• **Stated problem**
Which lines hold the word "имущества"? Copy each one.

[Stored records]
○ ○ ○ ○
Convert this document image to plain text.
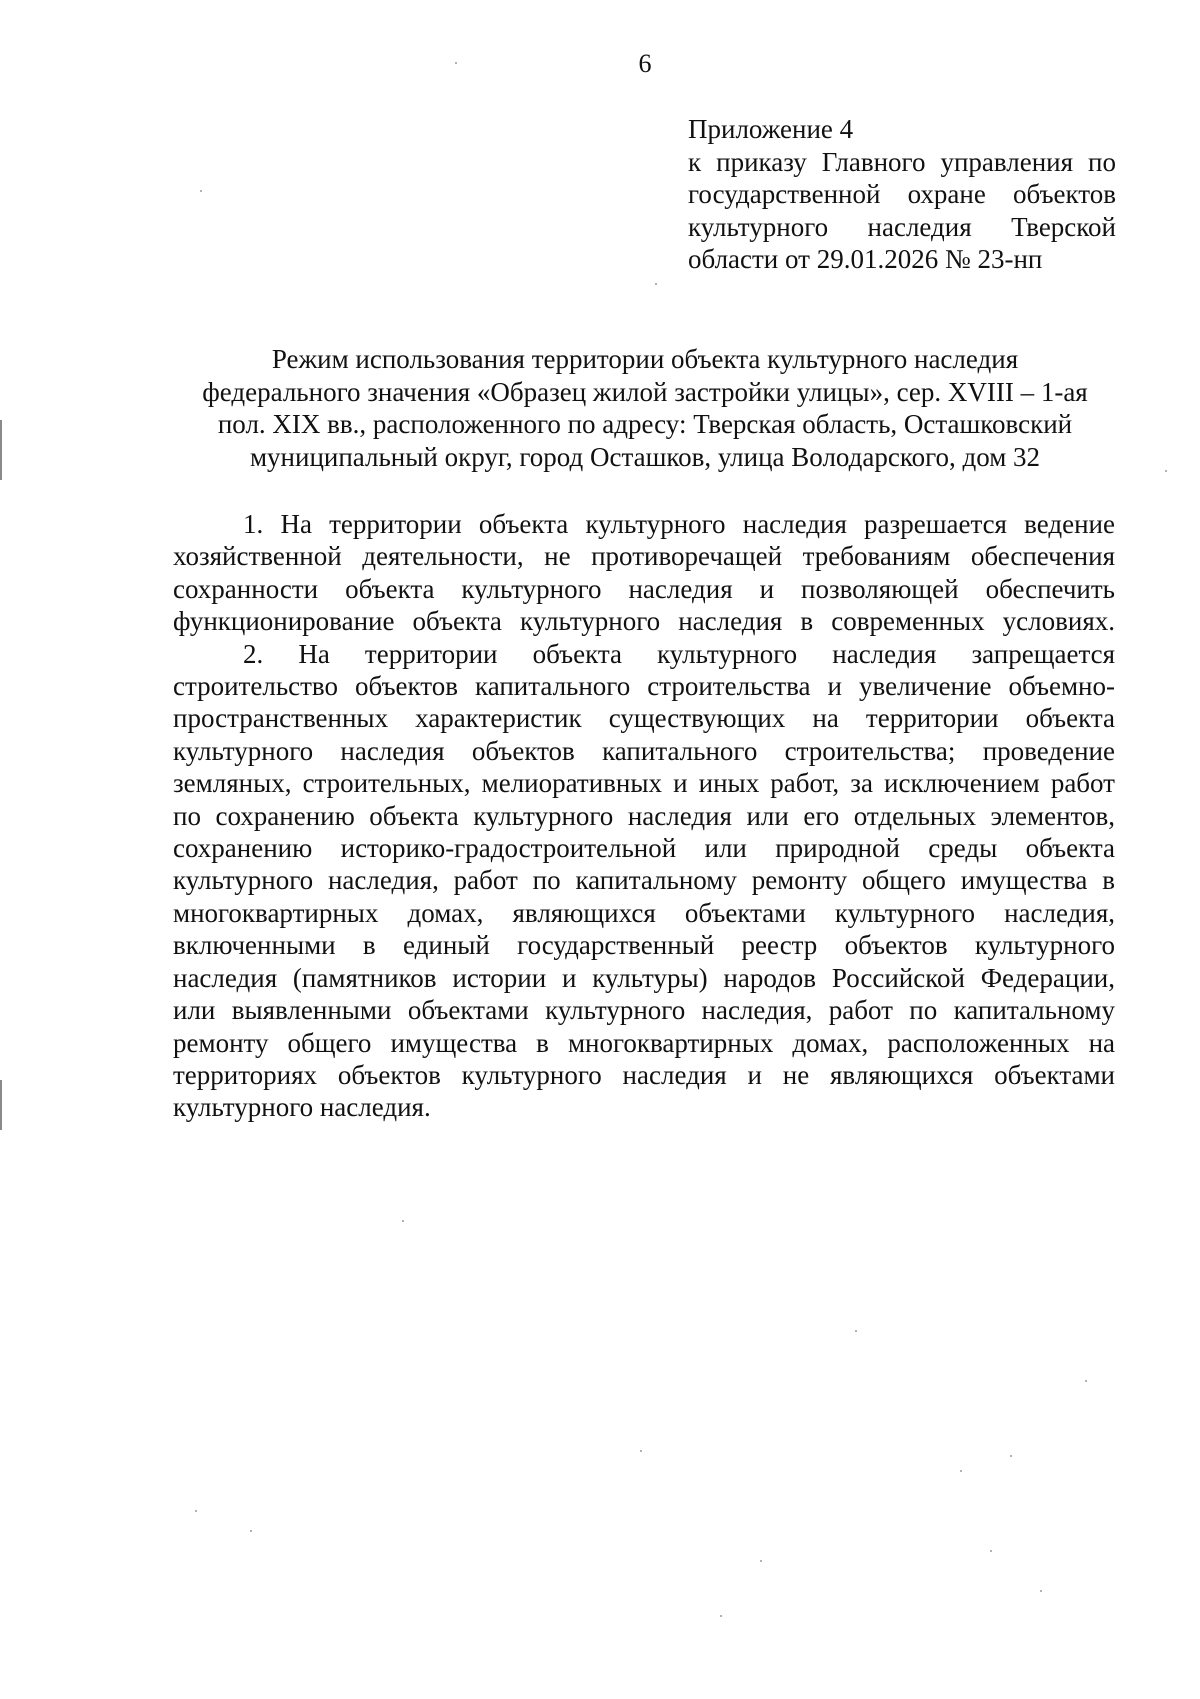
6
Приложение 4
к приказу Главного управления по
государственной охране объектов
культурного наследия Тверской
области от 29.01.2026 № 23-нп
Режим использования территории объекта культурного наследия
федерального значения «Образец жилой застройки улицы», сер. XVIII – 1-ая
пол. XIX вв., расположенного по адресу: Тверская область, Осташковский
муниципальный округ, город Осташков, улица Володарского, дом 32
1. На территории объекта культурного наследия разрешается ведение
хозяйственной деятельности, не противоречащей требованиям обеспечения
сохранности объекта культурного наследия и позволяющей обеспечить
функционирование объекта культурного наследия в современных условиях.
2. На территории объекта культурного наследия запрещается
строительство объектов капитального строительства и увеличение объемно-
пространственных характеристик существующих на территории объекта
культурного наследия объектов капитального строительства; проведение
земляных, строительных, мелиоративных и иных работ, за исключением работ
по сохранению объекта культурного наследия или его отдельных элементов,
сохранению историко-градостроительной или природной среды объекта
культурного наследия, работ по капитальному ремонту общего имущества в
многоквартирных домах, являющихся объектами культурного наследия,
включенными в единый государственный реестр объектов культурного
наследия (памятников истории и культуры) народов Российской Федерации,
или выявленными объектами культурного наследия, работ по капитальному
ремонту общего имущества в многоквартирных домах, расположенных на
территориях объектов культурного наследия и не являющихся объектами
культурного наследия.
○ ○ ○ ○
• **The answer**
культурного наследия, работ по капитальному ремонту общего имущества в
ремонту общего имущества в многоквартирных домах, расположенных на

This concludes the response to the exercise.